==== Available records ====
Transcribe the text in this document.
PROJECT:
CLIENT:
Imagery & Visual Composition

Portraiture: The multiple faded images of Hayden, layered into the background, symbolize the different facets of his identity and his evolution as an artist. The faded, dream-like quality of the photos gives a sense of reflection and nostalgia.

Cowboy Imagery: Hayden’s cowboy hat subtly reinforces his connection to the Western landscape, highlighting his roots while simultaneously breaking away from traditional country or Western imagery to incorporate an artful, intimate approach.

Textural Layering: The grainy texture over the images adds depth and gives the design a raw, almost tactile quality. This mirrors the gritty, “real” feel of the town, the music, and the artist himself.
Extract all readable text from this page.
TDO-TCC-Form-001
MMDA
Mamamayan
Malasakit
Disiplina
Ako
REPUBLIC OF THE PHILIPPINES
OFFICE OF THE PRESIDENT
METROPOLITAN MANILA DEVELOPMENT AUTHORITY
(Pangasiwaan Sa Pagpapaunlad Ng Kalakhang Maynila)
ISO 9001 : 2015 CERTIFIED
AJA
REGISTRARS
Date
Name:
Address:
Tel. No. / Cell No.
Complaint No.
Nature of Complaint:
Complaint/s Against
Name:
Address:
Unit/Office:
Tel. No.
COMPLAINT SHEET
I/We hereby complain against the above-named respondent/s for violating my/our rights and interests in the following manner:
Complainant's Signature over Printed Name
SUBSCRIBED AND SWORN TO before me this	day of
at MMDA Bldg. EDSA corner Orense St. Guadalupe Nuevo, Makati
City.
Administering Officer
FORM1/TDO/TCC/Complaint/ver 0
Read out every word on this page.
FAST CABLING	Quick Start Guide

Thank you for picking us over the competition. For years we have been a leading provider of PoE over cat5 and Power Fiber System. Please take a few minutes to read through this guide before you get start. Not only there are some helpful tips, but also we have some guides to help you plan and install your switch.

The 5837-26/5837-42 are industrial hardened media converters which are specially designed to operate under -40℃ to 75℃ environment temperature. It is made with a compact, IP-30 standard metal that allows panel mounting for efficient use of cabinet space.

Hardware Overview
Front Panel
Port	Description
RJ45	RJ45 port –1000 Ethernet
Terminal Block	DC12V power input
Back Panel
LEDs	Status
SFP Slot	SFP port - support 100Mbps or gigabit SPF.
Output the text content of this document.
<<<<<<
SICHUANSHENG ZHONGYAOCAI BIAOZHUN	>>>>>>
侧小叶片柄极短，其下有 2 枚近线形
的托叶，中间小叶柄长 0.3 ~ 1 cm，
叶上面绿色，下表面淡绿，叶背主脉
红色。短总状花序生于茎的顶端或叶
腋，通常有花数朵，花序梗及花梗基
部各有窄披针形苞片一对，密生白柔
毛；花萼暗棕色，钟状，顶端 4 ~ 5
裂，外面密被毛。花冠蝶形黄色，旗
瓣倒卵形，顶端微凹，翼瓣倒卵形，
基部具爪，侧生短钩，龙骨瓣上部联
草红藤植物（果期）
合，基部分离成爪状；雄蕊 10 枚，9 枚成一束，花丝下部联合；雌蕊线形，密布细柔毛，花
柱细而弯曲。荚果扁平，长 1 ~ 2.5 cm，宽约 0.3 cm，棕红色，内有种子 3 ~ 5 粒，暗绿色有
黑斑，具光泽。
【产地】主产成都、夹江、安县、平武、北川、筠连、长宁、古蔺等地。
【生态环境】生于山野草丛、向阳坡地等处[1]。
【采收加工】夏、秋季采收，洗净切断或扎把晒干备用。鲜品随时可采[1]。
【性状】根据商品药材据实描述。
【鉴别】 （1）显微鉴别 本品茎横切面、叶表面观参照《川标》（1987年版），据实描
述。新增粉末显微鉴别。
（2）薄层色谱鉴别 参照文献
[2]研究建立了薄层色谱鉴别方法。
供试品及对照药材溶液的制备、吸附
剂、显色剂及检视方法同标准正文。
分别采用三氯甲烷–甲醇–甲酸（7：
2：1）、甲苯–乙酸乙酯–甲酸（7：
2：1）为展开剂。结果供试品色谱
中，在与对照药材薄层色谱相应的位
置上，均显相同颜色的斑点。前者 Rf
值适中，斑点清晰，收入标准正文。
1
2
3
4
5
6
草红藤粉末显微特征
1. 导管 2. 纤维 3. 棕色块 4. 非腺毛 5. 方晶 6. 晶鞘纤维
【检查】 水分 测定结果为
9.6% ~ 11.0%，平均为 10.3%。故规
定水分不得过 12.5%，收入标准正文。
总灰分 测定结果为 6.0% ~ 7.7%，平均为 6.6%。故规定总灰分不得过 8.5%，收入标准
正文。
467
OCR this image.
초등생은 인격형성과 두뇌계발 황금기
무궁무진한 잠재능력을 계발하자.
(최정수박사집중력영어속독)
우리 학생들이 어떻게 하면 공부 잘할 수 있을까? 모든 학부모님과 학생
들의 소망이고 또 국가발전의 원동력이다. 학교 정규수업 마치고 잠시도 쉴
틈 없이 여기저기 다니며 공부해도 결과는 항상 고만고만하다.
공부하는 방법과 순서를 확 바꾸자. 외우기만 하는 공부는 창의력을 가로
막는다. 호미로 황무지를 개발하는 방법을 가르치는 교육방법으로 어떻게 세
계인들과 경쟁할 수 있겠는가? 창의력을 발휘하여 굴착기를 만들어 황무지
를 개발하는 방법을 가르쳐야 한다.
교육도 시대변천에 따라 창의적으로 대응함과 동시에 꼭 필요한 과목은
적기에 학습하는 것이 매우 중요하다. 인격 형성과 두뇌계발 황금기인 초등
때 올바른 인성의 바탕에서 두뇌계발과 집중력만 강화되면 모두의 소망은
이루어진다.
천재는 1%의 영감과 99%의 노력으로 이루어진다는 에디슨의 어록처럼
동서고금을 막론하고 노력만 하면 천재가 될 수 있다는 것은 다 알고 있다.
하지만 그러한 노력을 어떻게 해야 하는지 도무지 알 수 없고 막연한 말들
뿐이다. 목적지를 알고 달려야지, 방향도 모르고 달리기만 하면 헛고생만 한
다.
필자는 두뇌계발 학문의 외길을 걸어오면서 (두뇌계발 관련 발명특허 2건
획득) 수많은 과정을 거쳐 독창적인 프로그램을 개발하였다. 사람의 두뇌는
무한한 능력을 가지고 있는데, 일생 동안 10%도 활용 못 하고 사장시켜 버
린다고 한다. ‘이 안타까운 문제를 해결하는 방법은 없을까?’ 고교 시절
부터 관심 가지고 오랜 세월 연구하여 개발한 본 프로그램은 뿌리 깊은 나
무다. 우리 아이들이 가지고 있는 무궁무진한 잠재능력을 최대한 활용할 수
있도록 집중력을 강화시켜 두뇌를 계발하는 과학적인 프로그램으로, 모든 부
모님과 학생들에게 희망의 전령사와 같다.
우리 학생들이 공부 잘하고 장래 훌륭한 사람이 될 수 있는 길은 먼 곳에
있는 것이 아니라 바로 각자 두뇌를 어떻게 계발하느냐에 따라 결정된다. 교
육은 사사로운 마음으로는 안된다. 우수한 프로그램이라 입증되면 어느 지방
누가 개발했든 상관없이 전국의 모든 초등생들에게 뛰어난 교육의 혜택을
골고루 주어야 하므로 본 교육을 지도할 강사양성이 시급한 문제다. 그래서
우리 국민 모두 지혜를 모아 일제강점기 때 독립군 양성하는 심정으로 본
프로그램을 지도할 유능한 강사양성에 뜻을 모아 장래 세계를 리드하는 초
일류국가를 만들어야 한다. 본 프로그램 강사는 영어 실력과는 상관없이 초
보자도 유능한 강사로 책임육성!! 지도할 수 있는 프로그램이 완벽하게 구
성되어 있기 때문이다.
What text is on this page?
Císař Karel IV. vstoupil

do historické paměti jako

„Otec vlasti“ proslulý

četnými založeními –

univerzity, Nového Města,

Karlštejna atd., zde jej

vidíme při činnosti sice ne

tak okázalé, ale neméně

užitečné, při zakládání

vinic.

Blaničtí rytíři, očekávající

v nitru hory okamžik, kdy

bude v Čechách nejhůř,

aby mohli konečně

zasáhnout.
====
## Aim
Look above for the line containing "What text is on this page?"; copy from it through the last line, exactly, and nothing more.

## Solution to this task
What text is on this page?
Císař Karel IV. vstoupil

do historické paměti jako

„Otec vlasti“ proslulý

četnými založeními –

univerzity, Nového Města,

Karlštejna atd., zde jej

vidíme při činnosti sice ne

tak okázalé, ale neméně

užitečné, při zakládání

vinic.

Blaničtí rytíři, očekávající

v nitru hory okamžik, kdy

bude v Čechách nejhůř,

aby mohli konečně

zasáhnout.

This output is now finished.